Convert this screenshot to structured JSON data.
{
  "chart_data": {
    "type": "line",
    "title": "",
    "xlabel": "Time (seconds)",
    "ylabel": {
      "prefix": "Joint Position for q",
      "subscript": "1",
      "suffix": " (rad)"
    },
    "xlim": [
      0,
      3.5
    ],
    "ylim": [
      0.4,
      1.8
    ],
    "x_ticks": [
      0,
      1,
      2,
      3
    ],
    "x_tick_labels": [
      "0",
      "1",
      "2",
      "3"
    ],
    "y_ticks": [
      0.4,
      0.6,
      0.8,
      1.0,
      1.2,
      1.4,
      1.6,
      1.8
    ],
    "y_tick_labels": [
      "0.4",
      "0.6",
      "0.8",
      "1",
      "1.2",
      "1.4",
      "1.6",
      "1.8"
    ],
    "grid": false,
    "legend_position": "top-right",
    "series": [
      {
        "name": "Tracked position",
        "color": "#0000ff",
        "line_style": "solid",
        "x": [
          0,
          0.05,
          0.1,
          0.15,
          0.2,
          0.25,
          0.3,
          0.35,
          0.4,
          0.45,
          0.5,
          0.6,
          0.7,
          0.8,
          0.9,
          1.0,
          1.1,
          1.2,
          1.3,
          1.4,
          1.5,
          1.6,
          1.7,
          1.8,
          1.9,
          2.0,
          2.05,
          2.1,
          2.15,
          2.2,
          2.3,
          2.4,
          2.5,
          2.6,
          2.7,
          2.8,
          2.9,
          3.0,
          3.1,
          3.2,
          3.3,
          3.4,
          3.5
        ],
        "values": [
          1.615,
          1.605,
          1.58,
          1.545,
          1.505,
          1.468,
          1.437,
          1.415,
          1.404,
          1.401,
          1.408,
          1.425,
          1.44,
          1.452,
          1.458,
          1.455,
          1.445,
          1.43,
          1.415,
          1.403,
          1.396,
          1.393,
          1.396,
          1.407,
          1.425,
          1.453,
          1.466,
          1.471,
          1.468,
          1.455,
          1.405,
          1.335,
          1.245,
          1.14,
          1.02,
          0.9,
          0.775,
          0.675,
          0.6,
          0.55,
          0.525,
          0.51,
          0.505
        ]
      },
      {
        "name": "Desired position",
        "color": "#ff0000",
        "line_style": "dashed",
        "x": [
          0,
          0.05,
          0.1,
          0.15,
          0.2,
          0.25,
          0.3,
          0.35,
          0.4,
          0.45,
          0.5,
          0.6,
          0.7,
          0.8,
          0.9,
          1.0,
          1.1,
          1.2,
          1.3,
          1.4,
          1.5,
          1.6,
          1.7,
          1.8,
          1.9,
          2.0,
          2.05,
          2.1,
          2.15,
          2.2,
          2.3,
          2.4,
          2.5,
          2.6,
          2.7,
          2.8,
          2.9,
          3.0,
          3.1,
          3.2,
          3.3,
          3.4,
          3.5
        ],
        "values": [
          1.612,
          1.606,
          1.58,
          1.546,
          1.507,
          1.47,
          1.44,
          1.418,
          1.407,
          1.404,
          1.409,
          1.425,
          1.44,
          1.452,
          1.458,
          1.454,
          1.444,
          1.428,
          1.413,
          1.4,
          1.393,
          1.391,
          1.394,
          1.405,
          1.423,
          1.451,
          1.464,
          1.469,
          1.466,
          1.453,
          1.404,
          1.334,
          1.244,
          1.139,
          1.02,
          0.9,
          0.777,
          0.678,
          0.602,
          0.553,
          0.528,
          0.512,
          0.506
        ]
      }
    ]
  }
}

============================================================

REQUIRED WORK
Output the entries exactly.

ANSWER TO THIS EXERCISE
Convert this screenshot to structured JSON data.
{
  "chart_data": {
    "type": "line",
    "title": "",
    "xlabel": "Time (seconds)",
    "ylabel": {
      "prefix": "Joint Position for q",
      "subscript": "1",
      "suffix": " (rad)"
    },
    "xlim": [
      0,
      3.5
    ],
    "ylim": [
      0.4,
      1.8
    ],
    "x_ticks": [
      0,
      1,
      2,
      3
    ],
    "x_tick_labels": [
      "0",
      "1",
      "2",
      "3"
    ],
    "y_ticks": [
      0.4,
      0.6,
      0.8,
      1.0,
      1.2,
      1.4,
      1.6,
      1.8
    ],
    "y_tick_labels": [
      "0.4",
      "0.6",
      "0.8",
      "1",
      "1.2",
      "1.4",
      "1.6",
      "1.8"
    ],
    "grid": false,
    "legend_position": "top-right",
    "series": [
      {
        "name": "Tracked position",
        "color": "#0000ff",
        "line_style": "solid",
        "x": [
          0,
          0.05,
          0.1,
          0.15,
          0.2,
          0.25,
          0.3,
          0.35,
          0.4,
          0.45,
          0.5,
          0.6,
          0.7,
          0.8,
          0.9,
          1.0,
          1.1,
          1.2,
          1.3,
          1.4,
          1.5,
          1.6,
          1.7,
          1.8,
          1.9,
          2.0,
          2.05,
          2.1,
          2.15,
          2.2,
          2.3,
          2.4,
          2.5,
          2.6,
          2.7,
          2.8,
          2.9,
          3.0,
          3.1,
          3.2,
          3.3,
          3.4,
          3.5
        ],
        "values": [
          1.615,
          1.605,
          1.58,
          1.545,
          1.505,
          1.468,
          1.437,
          1.415,
          1.404,
          1.401,
          1.408,
          1.425,
          1.44,
          1.452,
          1.458,
          1.455,
          1.445,
          1.43,
          1.415,
          1.403,
          1.396,
          1.393,
          1.396,
          1.407,
          1.425,
          1.453,
          1.466,
          1.471,
          1.468,
          1.455,
          1.405,
          1.335,
          1.245,
          1.14,
          1.02,
          0.9,
          0.775,
          0.675,
          0.6,
          0.55,
          0.525,
          0.51,
          0.505
        ]
      },
      {
        "name": "Desired position",
        "color": "#ff0000",
        "line_style": "dashed",
        "x": [
          0,
          0.05,
          0.1,
          0.15,
          0.2,
          0.25,
          0.3,
          0.35,
          0.4,
          0.45,
          0.5,
          0.6,
          0.7,
          0.8,
          0.9,
          1.0,
          1.1,
          1.2,
          1.3,
          1.4,
          1.5,
          1.6,
          1.7,
          1.8,
          1.9,
          2.0,
          2.05,
          2.1,
          2.15,
          2.2,
          2.3,
          2.4,
          2.5,
          2.6,
          2.7,
          2.8,
          2.9,
          3.0,
          3.1,
          3.2,
          3.3,
          3.4,
          3.5
        ],
        "values": [
          1.612,
          1.606,
          1.58,
          1.546,
          1.507,
          1.47,
          1.44,
          1.418,
          1.407,
          1.404,
          1.409,
          1.425,
          1.44,
          1.452,
          1.458,
          1.454,
          1.444,
          1.428,
          1.413,
          1.4,
          1.393,
          1.391,
          1.394,
          1.405,
          1.423,
          1.451,
          1.464,
          1.469,
          1.466,
          1.453,
          1.404,
          1.334,
          1.244,
          1.139,
          1.02,
          0.9,
          0.777,
          0.678,
          0.602,
          0.553,
          0.528,
          0.512,
          0.506
        ]
      }
    ]
  }
}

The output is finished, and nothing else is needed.